## BEGIN Text excerpt

J functions to read files produce results in the form of character-strings, and similarly functions to write files take strings as arguments. Such a string can be the whole data content of a file when the available memory of the computer is sufficient.

Our approach here will be to look first at some J functions for input and output of strings. Then we look at a few examples of dealing with strings as representing data in various formats. Finally we look at mapped files as an alternative to conventional file-hindling.

28.1 Reading and Writing Files

28.1.1 Built-in Verbs

In the following, a filename is a string which is valid as a filename for the operating-system of the computer where we are running J. For example, if the operating-system is Windows we could write :

    F =: 'c:\temp\demofile.xyz'       NB. a filename

or with Linux we could write:

    F =: '/home/username/demofile.xyz'

The built-in verb 1!:2 writes data to a file. The right argument is a boxed filename. The left argument is a character-string, the data to be written. The effect is that the file is created if it does not already exist, and the data becomes the whole content of the file. The result is null.

   'some data' 1!:2 < F    NB. write to file F

The built-in verb 1!:1 reads data from a file. The right argument is a boxed filename. The result is a character-string, the data read.

   data =: 1!:1 < F     NB.  read from file F

data $ data
some data 9

28.1.2 Screen and Keyboard As Files

Screen and keyboard can be treated as files, to provide a simple facility for user-interaction with a running program.

## END Text excerpt

**Required work:**
A. Copy the passage on J file handling word for word, everything from "Our approach here" down to "to conventional file-hindling.".
B. How many lines of the listing contain the string "title"? Reply with the number only.

## BEGIN Excerpted records

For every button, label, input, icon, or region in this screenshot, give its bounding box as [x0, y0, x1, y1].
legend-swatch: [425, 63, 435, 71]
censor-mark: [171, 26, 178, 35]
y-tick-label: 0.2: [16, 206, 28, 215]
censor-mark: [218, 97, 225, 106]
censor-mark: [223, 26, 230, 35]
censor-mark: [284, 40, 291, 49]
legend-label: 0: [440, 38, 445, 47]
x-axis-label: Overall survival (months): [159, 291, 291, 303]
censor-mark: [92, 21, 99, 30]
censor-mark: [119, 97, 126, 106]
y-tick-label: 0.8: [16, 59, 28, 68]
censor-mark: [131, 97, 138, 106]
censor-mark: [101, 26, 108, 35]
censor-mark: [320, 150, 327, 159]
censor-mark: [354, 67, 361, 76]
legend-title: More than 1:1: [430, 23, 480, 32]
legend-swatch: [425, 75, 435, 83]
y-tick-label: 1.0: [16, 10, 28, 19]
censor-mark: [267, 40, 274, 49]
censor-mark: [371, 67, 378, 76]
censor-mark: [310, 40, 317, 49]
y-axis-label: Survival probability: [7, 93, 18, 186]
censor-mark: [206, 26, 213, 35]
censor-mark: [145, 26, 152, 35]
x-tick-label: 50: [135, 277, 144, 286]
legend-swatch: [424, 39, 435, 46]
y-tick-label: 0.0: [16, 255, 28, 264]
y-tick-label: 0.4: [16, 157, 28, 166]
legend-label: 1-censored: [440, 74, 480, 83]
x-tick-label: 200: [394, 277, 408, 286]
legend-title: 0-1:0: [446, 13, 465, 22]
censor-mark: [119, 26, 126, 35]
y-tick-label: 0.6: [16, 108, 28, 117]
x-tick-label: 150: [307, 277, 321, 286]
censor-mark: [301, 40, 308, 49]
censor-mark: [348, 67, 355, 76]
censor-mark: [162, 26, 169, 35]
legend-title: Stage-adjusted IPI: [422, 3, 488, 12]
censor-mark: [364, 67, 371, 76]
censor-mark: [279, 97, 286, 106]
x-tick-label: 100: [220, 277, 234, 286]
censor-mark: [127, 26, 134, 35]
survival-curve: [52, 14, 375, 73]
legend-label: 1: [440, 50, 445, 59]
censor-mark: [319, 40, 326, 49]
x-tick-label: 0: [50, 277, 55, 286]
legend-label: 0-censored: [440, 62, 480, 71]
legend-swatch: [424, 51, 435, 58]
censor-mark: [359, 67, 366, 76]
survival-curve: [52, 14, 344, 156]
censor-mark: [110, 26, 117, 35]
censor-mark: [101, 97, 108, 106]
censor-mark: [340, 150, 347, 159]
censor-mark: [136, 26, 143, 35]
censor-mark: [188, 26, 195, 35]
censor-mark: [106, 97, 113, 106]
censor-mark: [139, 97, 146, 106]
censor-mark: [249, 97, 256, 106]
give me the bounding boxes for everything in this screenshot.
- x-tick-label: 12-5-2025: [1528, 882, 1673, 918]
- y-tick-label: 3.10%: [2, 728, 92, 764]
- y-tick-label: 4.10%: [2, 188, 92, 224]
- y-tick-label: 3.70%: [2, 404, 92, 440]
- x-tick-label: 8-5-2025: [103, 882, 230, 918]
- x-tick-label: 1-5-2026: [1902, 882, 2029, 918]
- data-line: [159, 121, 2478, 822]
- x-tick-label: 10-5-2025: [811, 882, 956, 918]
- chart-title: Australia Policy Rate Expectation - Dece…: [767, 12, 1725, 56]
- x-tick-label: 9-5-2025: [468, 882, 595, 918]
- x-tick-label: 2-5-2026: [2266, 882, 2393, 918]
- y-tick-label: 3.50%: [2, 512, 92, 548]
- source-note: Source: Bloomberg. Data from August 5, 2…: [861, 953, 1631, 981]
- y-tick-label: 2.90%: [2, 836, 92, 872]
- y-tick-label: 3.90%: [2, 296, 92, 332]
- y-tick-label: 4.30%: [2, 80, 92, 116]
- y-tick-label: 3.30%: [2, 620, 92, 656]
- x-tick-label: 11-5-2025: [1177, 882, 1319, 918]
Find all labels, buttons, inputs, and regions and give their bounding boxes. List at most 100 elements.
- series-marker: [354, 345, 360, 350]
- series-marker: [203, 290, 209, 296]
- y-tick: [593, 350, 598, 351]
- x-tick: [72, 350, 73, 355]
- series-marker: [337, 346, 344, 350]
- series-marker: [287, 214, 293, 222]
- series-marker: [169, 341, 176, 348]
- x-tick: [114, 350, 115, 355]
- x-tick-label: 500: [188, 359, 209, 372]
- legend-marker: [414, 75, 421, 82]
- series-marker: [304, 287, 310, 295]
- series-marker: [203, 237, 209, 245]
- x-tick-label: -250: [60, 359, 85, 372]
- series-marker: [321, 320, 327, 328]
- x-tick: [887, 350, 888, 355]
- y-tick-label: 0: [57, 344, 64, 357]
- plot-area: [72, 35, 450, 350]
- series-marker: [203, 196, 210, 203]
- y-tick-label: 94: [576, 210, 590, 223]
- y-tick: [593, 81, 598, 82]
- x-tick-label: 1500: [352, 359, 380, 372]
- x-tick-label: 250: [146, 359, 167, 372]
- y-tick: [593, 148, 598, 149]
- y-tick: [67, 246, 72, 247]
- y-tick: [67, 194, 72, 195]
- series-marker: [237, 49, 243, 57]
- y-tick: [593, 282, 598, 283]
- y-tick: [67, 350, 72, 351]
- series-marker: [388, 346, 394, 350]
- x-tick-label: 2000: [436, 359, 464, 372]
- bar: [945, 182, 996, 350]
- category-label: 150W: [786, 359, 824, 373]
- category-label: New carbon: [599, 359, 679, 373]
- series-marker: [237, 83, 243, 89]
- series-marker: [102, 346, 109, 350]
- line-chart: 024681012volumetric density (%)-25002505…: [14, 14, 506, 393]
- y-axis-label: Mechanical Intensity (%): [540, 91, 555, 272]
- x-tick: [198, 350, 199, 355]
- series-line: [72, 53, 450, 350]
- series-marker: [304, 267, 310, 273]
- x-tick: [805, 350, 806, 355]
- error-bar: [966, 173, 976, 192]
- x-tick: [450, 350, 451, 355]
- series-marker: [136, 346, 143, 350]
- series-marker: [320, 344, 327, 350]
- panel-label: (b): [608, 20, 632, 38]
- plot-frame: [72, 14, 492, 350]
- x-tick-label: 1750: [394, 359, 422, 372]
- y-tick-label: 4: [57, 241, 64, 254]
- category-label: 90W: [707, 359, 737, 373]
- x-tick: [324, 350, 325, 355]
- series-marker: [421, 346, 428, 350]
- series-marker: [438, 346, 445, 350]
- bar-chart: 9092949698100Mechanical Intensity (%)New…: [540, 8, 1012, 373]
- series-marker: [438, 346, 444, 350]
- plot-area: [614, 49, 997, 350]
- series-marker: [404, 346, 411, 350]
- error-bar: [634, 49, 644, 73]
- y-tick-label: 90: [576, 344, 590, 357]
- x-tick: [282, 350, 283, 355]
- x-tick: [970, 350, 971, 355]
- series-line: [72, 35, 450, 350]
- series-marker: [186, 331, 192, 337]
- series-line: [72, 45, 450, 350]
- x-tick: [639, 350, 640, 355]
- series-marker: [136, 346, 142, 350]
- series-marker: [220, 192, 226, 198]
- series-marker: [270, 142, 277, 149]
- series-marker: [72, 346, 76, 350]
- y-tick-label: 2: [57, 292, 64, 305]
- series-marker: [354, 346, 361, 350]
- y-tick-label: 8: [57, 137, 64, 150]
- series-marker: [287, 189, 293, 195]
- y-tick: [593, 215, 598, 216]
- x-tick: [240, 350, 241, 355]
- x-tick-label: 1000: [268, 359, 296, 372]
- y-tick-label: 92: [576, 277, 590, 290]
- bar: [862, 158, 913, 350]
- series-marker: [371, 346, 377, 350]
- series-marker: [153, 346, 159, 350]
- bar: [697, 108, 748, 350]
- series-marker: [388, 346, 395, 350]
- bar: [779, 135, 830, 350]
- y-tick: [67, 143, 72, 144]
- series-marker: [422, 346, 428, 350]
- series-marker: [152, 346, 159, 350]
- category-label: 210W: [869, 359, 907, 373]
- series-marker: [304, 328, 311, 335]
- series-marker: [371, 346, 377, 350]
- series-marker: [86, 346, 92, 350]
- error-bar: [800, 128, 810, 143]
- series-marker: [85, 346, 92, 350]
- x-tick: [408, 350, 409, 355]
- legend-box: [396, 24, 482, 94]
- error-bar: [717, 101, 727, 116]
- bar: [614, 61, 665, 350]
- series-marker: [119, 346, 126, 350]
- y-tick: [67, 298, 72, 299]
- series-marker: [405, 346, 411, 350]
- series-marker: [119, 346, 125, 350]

## END Excerpted records

**Solution list:**
A.
Our approach here will be to look first at some J functions for input and output of strings. Then we look at a few examples of dealing with strings as representing data in various formats. Finally we look at mapped files as an alternative to conventional file-hindling.

B. 4